Repeat every entry word for word, but leave the images out of your copy.

===== Records for this exercise =====

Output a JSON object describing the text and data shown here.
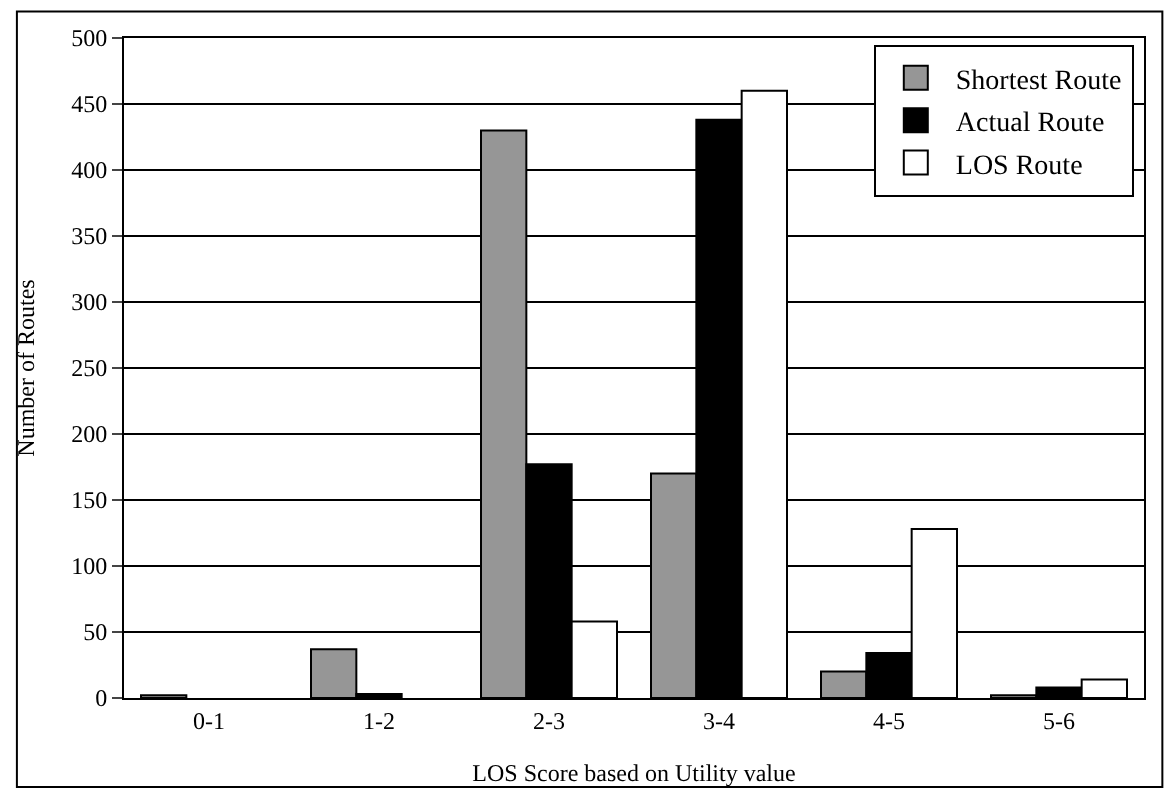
{
  "chart_data": {
    "type": "bar",
    "xlabel": "LOS Score based on Utility value",
    "ylabel": "Number of Routes",
    "categories": [
      "0-1",
      "1-2",
      "2-3",
      "3-4",
      "4-5",
      "5-6"
    ],
    "series": [
      {
        "name": "Shortest Route",
        "color": "#969696",
        "values": [
          2,
          37,
          430,
          170,
          20,
          2
        ]
      },
      {
        "name": "Actual Route",
        "color": "#000000",
        "values": [
          0,
          3,
          177,
          438,
          34,
          8
        ]
      },
      {
        "name": "LOS Route",
        "color": "#ffffff",
        "values": [
          0,
          0,
          58,
          460,
          128,
          14
        ]
      }
    ],
    "ylim": [
      0,
      500
    ],
    "yticks": [
      0,
      50,
      100,
      150,
      200,
      250,
      300,
      350,
      400,
      450,
      500
    ],
    "grid": "y",
    "legend": "top right"
  }
}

=====

### Answer to the problem
Output a JSON object describing the text and data shown here.
{
  "chart_data": {
    "type": "bar",
    "xlabel": "LOS Score based on Utility value",
    "ylabel": "Number of Routes",
    "categories": [
      "0-1",
      "1-2",
      "2-3",
      "3-4",
      "4-5",
      "5-6"
    ],
    "series": [
      {
        "name": "Shortest Route",
        "color": "#969696",
        "values": [
          2,
          37,
          430,
          170,
          20,
          2
        ]
      },
      {
        "name": "Actual Route",
        "color": "#000000",
        "values": [
          0,
          3,
          177,
          438,
          34,
          8
        ]
      },
      {
        "name": "LOS Route",
        "color": "#ffffff",
        "values": [
          0,
          0,
          58,
          460,
          128,
          14
        ]
      }
    ],
    "ylim": [
      0,
      500
    ],
    "yticks": [
      0,
      50,
      100,
      150,
      200,
      250,
      300,
      350,
      400,
      450,
      500
    ],
    "grid": "y",
    "legend": "top right"
  }
}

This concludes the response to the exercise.